▶ Goal of the exercise:
Show every line in the entries below where the word "models" appears.

▶ Records provided:
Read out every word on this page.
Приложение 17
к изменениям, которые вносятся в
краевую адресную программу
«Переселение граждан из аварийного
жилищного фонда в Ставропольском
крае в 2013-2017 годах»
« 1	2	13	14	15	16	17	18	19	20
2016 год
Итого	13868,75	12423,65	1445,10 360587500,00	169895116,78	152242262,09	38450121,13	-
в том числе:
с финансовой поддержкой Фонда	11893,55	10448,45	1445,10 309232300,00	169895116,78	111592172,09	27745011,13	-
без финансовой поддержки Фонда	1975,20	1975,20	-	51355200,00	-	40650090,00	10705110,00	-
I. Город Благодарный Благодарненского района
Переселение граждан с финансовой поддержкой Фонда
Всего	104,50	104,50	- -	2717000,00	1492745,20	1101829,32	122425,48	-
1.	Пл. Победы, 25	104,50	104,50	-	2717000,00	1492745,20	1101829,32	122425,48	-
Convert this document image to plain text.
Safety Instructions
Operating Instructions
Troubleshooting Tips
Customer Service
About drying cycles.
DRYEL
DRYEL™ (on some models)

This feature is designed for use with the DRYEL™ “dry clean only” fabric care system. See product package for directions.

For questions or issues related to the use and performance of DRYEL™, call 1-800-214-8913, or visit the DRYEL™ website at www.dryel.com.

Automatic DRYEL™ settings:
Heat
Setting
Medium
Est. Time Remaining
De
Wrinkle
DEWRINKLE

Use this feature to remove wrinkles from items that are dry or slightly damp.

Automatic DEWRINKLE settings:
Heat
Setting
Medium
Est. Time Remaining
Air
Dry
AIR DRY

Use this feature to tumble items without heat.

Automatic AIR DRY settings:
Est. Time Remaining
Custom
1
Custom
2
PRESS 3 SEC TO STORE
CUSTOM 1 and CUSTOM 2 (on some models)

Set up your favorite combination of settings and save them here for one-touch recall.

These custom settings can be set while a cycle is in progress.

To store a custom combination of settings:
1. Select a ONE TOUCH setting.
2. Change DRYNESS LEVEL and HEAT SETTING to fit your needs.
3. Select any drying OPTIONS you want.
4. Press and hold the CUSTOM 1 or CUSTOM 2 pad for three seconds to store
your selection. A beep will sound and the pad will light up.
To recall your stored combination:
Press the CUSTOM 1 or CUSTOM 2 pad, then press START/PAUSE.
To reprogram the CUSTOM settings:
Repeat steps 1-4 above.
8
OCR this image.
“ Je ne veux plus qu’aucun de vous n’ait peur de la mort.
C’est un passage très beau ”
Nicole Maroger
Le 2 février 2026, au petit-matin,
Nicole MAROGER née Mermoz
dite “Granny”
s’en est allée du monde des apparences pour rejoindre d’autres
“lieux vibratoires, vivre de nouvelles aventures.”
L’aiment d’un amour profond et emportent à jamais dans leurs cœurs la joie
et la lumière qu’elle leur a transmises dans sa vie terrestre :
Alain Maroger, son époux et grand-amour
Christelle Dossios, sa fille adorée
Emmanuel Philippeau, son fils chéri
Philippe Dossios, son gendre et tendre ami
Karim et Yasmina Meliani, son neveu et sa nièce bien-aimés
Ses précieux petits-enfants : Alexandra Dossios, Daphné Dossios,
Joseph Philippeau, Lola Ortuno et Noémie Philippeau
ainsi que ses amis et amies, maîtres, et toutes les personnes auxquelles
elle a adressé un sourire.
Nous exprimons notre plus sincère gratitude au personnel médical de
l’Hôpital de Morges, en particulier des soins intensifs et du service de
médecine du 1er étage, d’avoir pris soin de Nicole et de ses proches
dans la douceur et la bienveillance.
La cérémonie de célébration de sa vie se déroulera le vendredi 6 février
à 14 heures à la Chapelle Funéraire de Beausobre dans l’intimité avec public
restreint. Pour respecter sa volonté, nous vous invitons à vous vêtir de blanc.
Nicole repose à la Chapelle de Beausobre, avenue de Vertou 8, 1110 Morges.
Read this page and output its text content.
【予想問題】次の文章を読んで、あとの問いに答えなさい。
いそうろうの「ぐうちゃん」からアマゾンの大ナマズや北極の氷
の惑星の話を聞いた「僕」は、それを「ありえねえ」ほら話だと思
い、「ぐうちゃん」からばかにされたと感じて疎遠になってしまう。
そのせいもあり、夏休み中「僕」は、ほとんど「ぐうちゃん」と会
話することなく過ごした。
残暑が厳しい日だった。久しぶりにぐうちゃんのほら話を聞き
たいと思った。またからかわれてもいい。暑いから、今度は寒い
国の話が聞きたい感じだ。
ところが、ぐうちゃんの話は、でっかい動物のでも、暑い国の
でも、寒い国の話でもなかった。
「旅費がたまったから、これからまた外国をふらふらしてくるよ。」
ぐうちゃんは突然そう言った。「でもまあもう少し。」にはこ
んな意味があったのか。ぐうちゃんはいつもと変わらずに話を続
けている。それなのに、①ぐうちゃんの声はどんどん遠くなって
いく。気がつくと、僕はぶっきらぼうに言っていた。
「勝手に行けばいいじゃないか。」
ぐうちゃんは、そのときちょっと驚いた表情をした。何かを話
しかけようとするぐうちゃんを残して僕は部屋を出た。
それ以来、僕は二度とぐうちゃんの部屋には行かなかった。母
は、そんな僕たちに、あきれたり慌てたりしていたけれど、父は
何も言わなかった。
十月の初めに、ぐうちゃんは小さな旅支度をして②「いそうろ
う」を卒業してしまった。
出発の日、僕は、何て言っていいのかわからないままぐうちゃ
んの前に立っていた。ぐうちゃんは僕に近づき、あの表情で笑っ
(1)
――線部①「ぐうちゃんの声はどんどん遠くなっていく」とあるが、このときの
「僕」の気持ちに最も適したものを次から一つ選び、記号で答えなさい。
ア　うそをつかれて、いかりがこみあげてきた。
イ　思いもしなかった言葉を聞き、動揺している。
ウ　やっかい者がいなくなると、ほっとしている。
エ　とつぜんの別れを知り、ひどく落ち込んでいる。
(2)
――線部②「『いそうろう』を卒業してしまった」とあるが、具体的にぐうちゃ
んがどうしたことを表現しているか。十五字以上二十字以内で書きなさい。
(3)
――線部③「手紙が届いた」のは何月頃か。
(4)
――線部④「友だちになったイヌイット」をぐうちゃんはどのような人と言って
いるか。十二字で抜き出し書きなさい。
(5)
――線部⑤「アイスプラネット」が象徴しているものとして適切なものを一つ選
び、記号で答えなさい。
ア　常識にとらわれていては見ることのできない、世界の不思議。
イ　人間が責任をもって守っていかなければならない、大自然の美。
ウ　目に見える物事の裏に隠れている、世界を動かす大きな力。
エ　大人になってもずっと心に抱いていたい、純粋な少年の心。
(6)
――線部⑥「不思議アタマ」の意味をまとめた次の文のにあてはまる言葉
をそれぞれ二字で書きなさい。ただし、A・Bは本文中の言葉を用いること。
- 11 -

▶ Result for this task:
DRYEL™ (on some models)
CUSTOM 1 and CUSTOM 2 (on some models)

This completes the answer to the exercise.